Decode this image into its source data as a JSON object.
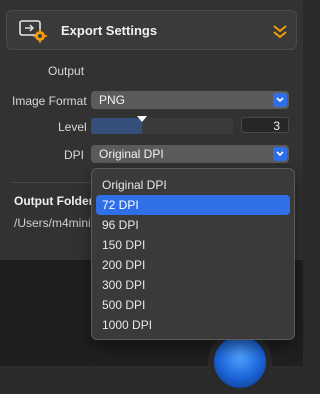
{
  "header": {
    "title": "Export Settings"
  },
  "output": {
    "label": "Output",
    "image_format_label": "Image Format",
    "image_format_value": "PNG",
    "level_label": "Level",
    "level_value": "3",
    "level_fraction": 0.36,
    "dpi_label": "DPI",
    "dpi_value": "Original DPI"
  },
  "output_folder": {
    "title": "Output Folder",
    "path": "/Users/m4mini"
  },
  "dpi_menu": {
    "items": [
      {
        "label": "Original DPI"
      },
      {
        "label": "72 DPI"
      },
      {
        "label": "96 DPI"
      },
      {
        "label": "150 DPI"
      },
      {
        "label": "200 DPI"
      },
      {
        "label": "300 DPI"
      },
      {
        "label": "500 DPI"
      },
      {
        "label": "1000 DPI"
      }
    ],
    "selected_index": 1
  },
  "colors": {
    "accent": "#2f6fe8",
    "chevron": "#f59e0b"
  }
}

* **Task description**
Restate the whole of the material word for word without the pictures.

* **Problem solution**
Decode this image into its source data as a JSON object.
{
  "header": {
    "title": "Export Settings"
  },
  "output": {
    "label": "Output",
    "image_format_label": "Image Format",
    "image_format_value": "PNG",
    "level_label": "Level",
    "level_value": "3",
    "level_fraction": 0.36,
    "dpi_label": "DPI",
    "dpi_value": "Original DPI"
  },
  "output_folder": {
    "title": "Output Folder",
    "path": "/Users/m4mini"
  },
  "dpi_menu": {
    "items": [
      {
        "label": "Original DPI"
      },
      {
        "label": "72 DPI"
      },
      {
        "label": "96 DPI"
      },
      {
        "label": "150 DPI"
      },
      {
        "label": "200 DPI"
      },
      {
        "label": "300 DPI"
      },
      {
        "label": "500 DPI"
      },
      {
        "label": "1000 DPI"
      }
    ],
    "selected_index": 1
  },
  "colors": {
    "accent": "#2f6fe8",
    "chevron": "#f59e0b"
  }
}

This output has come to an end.